> [To do]
Could you give the data below again, exactly and completely?

> [Dataset records]

════════════════

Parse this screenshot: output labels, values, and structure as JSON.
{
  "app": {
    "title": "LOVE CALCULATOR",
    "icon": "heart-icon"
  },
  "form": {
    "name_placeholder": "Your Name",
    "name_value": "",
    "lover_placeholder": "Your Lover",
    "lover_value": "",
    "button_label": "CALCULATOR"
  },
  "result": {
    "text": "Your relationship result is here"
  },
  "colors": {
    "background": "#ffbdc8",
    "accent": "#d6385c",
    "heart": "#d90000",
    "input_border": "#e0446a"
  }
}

════════════════

> [Exercise response]
Parse this screenshot: output labels, values, and structure as JSON.
{
  "app": {
    "title": "LOVE CALCULATOR",
    "icon": "heart-icon"
  },
  "form": {
    "name_placeholder": "Your Name",
    "name_value": "",
    "lover_placeholder": "Your Lover",
    "lover_value": "",
    "button_label": "CALCULATOR"
  },
  "result": {
    "text": "Your relationship result is here"
  },
  "colors": {
    "background": "#ffbdc8",
    "accent": "#d6385c",
    "heart": "#d90000",
    "input_border": "#e0446a"
  }
}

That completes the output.